>> Start Dataset extract

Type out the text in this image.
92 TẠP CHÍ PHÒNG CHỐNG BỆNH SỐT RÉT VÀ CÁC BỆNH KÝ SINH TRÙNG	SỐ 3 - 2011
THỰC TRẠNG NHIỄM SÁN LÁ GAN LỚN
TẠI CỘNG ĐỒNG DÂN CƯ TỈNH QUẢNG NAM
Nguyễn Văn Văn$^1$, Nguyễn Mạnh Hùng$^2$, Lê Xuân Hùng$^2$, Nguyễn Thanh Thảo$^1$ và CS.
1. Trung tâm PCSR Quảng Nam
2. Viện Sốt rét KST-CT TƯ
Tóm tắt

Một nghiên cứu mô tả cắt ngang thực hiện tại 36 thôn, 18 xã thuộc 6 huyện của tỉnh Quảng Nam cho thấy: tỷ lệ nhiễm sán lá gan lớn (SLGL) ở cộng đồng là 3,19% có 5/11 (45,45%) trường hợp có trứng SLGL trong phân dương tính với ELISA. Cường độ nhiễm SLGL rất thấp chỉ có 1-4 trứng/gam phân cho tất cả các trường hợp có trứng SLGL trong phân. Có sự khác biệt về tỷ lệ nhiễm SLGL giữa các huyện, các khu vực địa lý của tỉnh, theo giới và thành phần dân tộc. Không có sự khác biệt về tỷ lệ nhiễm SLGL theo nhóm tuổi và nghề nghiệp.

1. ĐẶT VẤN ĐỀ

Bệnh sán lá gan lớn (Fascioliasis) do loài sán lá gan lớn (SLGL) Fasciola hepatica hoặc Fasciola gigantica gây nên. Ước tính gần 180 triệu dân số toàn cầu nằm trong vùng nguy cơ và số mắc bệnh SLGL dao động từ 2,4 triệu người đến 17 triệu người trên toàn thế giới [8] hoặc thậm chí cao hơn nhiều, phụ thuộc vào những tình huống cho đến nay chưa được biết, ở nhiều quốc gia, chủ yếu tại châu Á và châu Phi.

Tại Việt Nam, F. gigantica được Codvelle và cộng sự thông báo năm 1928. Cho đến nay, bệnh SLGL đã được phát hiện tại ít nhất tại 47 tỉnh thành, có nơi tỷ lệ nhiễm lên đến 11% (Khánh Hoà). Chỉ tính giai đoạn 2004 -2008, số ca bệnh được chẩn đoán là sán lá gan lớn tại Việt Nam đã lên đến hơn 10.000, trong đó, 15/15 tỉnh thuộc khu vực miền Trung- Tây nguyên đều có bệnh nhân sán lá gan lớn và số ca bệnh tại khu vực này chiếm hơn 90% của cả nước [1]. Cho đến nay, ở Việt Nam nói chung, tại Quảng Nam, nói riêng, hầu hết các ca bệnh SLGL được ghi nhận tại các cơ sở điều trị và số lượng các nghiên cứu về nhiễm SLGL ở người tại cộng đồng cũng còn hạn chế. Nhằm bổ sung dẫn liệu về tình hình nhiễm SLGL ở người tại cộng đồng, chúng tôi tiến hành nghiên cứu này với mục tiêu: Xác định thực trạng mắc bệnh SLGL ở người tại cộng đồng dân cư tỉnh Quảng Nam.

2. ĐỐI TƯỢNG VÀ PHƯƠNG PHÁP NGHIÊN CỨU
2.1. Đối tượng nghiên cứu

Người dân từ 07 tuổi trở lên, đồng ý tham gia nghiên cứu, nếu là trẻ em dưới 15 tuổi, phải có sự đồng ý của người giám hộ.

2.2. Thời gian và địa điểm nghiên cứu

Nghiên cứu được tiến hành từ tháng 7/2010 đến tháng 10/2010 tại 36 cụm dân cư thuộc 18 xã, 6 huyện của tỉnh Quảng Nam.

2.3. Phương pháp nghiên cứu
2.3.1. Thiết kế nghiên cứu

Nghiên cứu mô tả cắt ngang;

>> End Dataset extract

-- Exercise task --
Output the full listing without altering anything.

-- Exercise result --
Type out the text in this image.
92 TẠP CHÍ PHÒNG CHỐNG BỆNH SỐT RÉT VÀ CÁC BỆNH KÝ SINH TRÙNG	SỐ 3 - 2011
THỰC TRẠNG NHIỄM SÁN LÁ GAN LỚN
TẠI CỘNG ĐỒNG DÂN CƯ TỈNH QUẢNG NAM
Nguyễn Văn Văn$^1$, Nguyễn Mạnh Hùng$^2$, Lê Xuân Hùng$^2$, Nguyễn Thanh Thảo$^1$ và CS.
1. Trung tâm PCSR Quảng Nam
2. Viện Sốt rét KST-CT TƯ
Tóm tắt

Một nghiên cứu mô tả cắt ngang thực hiện tại 36 thôn, 18 xã thuộc 6 huyện của tỉnh Quảng Nam cho thấy: tỷ lệ nhiễm sán lá gan lớn (SLGL) ở cộng đồng là 3,19% có 5/11 (45,45%) trường hợp có trứng SLGL trong phân dương tính với ELISA. Cường độ nhiễm SLGL rất thấp chỉ có 1-4 trứng/gam phân cho tất cả các trường hợp có trứng SLGL trong phân. Có sự khác biệt về tỷ lệ nhiễm SLGL giữa các huyện, các khu vực địa lý của tỉnh, theo giới và thành phần dân tộc. Không có sự khác biệt về tỷ lệ nhiễm SLGL theo nhóm tuổi và nghề nghiệp.

1. ĐẶT VẤN ĐỀ

Bệnh sán lá gan lớn (Fascioliasis) do loài sán lá gan lớn (SLGL) Fasciola hepatica hoặc Fasciola gigantica gây nên. Ước tính gần 180 triệu dân số toàn cầu nằm trong vùng nguy cơ và số mắc bệnh SLGL dao động từ 2,4 triệu người đến 17 triệu người trên toàn thế giới [8] hoặc thậm chí cao hơn nhiều, phụ thuộc vào những tình huống cho đến nay chưa được biết, ở nhiều quốc gia, chủ yếu tại châu Á và châu Phi.

Tại Việt Nam, F. gigantica được Codvelle và cộng sự thông báo năm 1928. Cho đến nay, bệnh SLGL đã được phát hiện tại ít nhất tại 47 tỉnh thành, có nơi tỷ lệ nhiễm lên đến 11% (Khánh Hoà). Chỉ tính giai đoạn 2004 -2008, số ca bệnh được chẩn đoán là sán lá gan lớn tại Việt Nam đã lên đến hơn 10.000, trong đó, 15/15 tỉnh thuộc khu vực miền Trung- Tây nguyên đều có bệnh nhân sán lá gan lớn và số ca bệnh tại khu vực này chiếm hơn 90% của cả nước [1]. Cho đến nay, ở Việt Nam nói chung, tại Quảng Nam, nói riêng, hầu hết các ca bệnh SLGL được ghi nhận tại các cơ sở điều trị và số lượng các nghiên cứu về nhiễm SLGL ở người tại cộng đồng cũng còn hạn chế. Nhằm bổ sung dẫn liệu về tình hình nhiễm SLGL ở người tại cộng đồng, chúng tôi tiến hành nghiên cứu này với mục tiêu: Xác định thực trạng mắc bệnh SLGL ở người tại cộng đồng dân cư tỉnh Quảng Nam.

2. ĐỐI TƯỢNG VÀ PHƯƠNG PHÁP NGHIÊN CỨU
2.1. Đối tượng nghiên cứu

Người dân từ 07 tuổi trở lên, đồng ý tham gia nghiên cứu, nếu là trẻ em dưới 15 tuổi, phải có sự đồng ý của người giám hộ.

2.2. Thời gian và địa điểm nghiên cứu

Nghiên cứu được tiến hành từ tháng 7/2010 đến tháng 10/2010 tại 36 cụm dân cư thuộc 18 xã, 6 huyện của tỉnh Quảng Nam.

2.3. Phương pháp nghiên cứu
2.3.1. Thiết kế nghiên cứu

Nghiên cứu mô tả cắt ngang;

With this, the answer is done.